─── Text block

Frequently Asked Question

Using R on HPE DSI Resources

R is a programming language and software environment for statistical computing and graphics.

For use on the Opuntia and Sabine clusters, we have installed R from the source code. We also installed a number of external R libraries. If there is another library that you want to use, please try to install the library in your own environment. If you run into trouble, feel free to ask us to perform the installation.

The currently highest supported version are 3.5 (on Opuntia) and 3.6 (on Sabine). It was built with the Intel compilers and its threaded Math Kernel Library (MKL). The presence of MKL may result in a considerable speed-up when compared to R builds which rely solely on non-optimized mathematical libraries. As a rule of thumb, programs that use a lot of floating point numerical calculations should benefit from multi-threading the most.

If you would like to use R in parallel, please scroll down to the Parallel R section.

How to load R in your environment?

You can obtain R in your environment by loading the R module i.e.:

module load R

The command R --version returns the version of R you have loaded:

R --version
R version 3.5.1 (2018-07-02) -- "Feather Spray"
Copyright (C) 2018 The R Foundation for Statistical Computing
Platform: x86_64-pc-linux-gnu (64-bit)

The command which R returns the location where the R executable resides:

which R
/project/cacds/apps/easybuild/software/R/3.5.1-intel-2017b-X11-20171023/bin/R

Note: if you use an ~/.Rprofile file, it should be independent of the version of R, i.e. library paths should NEVER be set within this file.

Running an R script on the command line in interactive mode

Reminder: Don't run your code on the login node! Always make sue you either request a node for interactive usage or submit a job for batch execution. We are using SLURM as a job scheduling system.

Interactive mode is useful for code development and debugging. As a first step, you can request a node for interactive use, e.g.

srun -A  #Allocation_AWARD_ID --pty /bin/bash -l

Once you are on the node, you need to first load the R module.

module load R

There are several ways to launch an R script on the command line:

Rscript yourfile.R
R CMD BATCH yourfile.R
R --no-save
./yourfile2.R

The first approach (i.e. using the Rscript command) redirects the output into stdout. The second approach (i.e. using the R CMD BATCHcommand) redirects its output into a file (in case yourfile.Rout). A third approach is to redirect the input of the file yourfile.R to the R executable. Note that in the latter approach you must specify one of the following flags: --save, --no-save or --vanilla.

The R code can be launched as a Linux script (fourth approach) as well. In order to be run as a Linux script:

One needs to insert an extra line (#!/usr/bin/env Rscript) at the top of the file yourfile.R
As a result we have a new file yourfile2.R
The permissions of the R script (i.e.yourfile2.R)need to be altered (-> executable)

Sometimes we need to feed arguments to the R script. This is especially useful if running parallel independent calculations - different arguments can be used to differentiate between the calculations, e.g. by feeding in different initial parameters. To read the arguments, one can use the commandArgs() function, e.g., if we have a script called myScript.R:

## myScript.R 
args <- commandArgs(trailingOnly =TRUE)
rnorm(n=as.numeric(args[1]), mean=as.numeric(args[2]))

──────
─── Stored rows

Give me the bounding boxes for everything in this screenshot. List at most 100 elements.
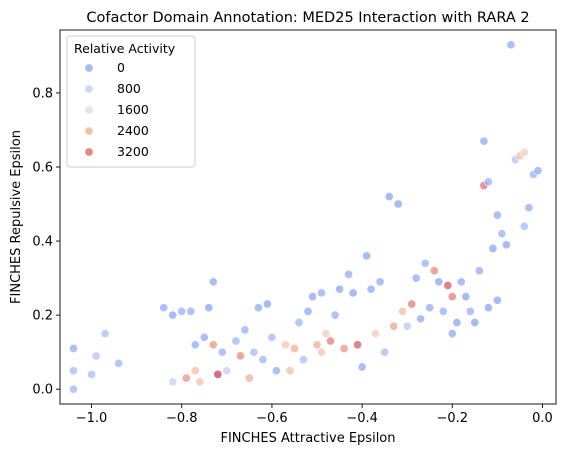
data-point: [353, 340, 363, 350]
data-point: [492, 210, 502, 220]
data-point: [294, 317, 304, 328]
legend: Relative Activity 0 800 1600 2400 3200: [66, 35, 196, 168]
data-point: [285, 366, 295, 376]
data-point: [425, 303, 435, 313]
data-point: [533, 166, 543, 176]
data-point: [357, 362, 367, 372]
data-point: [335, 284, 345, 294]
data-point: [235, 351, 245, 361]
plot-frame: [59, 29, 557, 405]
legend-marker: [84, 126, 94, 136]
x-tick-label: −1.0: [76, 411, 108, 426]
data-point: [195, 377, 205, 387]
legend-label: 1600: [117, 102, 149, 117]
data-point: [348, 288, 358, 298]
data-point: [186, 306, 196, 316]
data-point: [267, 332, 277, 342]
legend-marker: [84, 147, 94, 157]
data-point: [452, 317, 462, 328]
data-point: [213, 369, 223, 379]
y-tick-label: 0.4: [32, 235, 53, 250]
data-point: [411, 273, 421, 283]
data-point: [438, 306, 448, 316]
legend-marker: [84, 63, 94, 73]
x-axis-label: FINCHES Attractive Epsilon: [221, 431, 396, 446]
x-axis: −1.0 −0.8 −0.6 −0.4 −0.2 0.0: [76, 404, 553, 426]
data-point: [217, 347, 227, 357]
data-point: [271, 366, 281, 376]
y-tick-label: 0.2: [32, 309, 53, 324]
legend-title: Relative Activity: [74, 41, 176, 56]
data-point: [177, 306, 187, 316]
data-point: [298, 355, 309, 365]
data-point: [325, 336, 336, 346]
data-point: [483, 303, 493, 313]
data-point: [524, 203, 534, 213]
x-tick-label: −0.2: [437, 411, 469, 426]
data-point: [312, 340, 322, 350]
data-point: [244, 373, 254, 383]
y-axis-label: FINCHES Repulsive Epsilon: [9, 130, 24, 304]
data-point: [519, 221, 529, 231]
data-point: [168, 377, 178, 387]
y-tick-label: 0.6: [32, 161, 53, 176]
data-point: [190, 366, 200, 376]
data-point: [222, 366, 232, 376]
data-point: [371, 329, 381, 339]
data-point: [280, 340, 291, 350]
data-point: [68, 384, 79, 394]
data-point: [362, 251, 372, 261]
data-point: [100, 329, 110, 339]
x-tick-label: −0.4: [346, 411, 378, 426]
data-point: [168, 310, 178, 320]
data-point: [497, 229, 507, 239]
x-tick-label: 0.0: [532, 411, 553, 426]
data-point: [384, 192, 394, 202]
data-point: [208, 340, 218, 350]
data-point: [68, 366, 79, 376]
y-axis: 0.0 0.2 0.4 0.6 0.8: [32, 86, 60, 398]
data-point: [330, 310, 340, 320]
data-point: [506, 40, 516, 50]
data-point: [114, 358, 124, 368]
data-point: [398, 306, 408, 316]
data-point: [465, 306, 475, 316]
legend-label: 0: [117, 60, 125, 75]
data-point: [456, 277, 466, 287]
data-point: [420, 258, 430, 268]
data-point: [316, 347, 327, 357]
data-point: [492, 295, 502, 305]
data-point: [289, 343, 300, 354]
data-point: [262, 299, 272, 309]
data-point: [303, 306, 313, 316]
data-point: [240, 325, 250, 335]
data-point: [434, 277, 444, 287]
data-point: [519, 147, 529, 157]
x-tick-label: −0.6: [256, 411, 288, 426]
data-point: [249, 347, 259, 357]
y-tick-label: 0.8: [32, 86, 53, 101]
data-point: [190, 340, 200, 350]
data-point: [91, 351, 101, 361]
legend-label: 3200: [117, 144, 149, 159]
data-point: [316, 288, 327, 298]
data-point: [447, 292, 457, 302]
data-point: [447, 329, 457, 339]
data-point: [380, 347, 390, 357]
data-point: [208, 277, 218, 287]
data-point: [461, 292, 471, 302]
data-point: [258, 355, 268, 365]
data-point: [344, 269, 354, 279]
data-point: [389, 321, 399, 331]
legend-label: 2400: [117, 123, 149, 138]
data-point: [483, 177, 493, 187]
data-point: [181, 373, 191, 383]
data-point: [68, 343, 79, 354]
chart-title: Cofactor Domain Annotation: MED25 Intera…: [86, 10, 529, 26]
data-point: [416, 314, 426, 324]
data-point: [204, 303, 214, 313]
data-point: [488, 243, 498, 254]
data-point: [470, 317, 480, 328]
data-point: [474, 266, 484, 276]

──────
─── Stored rows

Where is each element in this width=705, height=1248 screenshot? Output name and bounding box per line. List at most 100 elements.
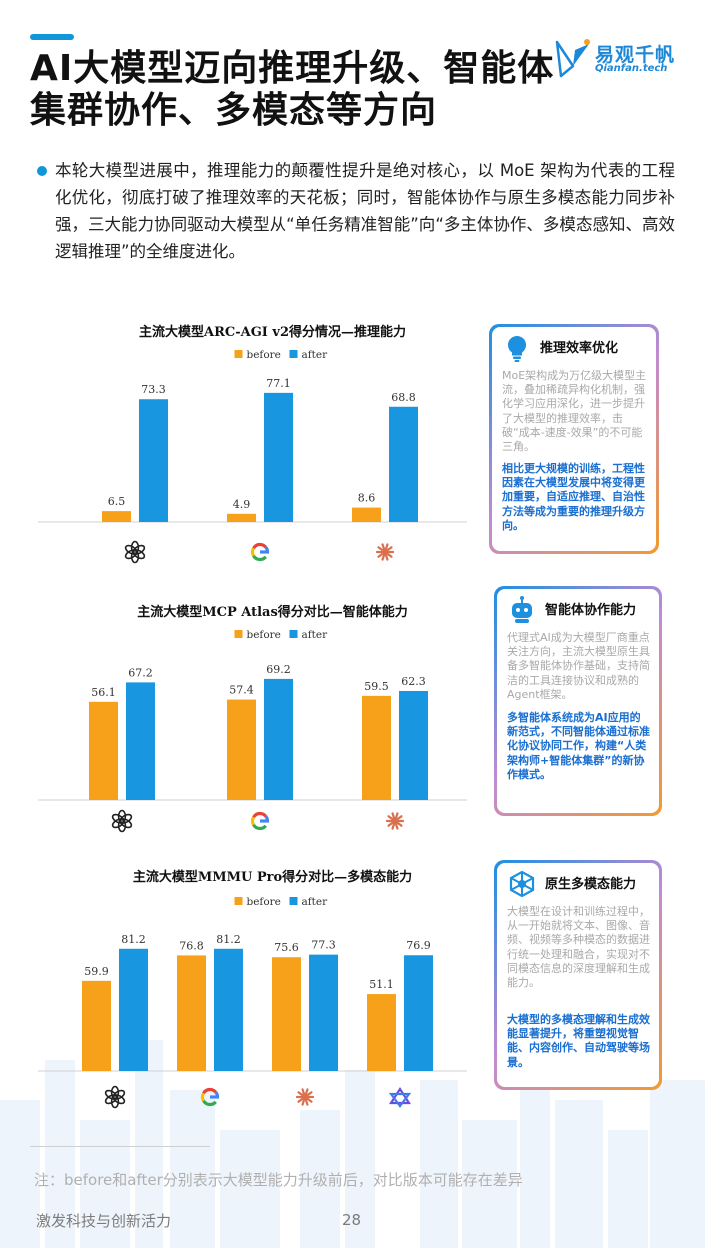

──────

_Work instructions_
**1)** According to the page on using R, which job scheduling system do the clusters use?
**2)** Copy the page on using R from "One needs to" up to and including "altered (-> executable)".
**3)** Write what comes next in the page on using R, starting right after its last line.
The records have nothing to do with the page on using R.

_Expected answers_
**1)** SLURM.

**2)**
One needs to insert an extra line (#!/usr/bin/env Rscript) at the top of the file yourfile.R
As a result we have a new file yourfile2.R
The permissions of the R script (i.e.yourfile2.R)need to be altered (-> executable)

**3)**
then we can call it with arguments as e.g.:

Rscript myScript.R 5 100
[1] 101.35122 100.60181 100.54685  98.13926  99.19416

Running R jobs on the cluster in batch mode

In the previous section we described how to launch an R script on the command line. In order to run a R script as a SLURM batch job on the compute nodes we just need to create a SLURM script/wrapper "around" the R command line.

Below you will find an example of a SLURM batch script called runR.slurm (see attachment). For demonstration purposes we are using the same myScript.R as above.

#!/bin/bash
#SBATCH --time=00:10:00 # Walltime
#SBATCH --nodes=1          # Use 1 Node     (Unless code is multi-node parallelized)
#SBATCH --ntasks=1         # We only run one R instance = 1 task
#SBATCH --cpus-per-task=12 # number of threads we want to run on
#SBATCH -o slurm-%j.out-%N
#SBATCH --mail-type=ALL
#SBATCH --mail-user=$USER@uh.edu   # Your email address
#SBATCH --job-name=myrjob


# Load R (default version)
module load R


# Run the R script in batch
Rscript myScript.R 5 100


echo "End of program at `date`"

We then submit our job via the sbatch commnd to SLURM.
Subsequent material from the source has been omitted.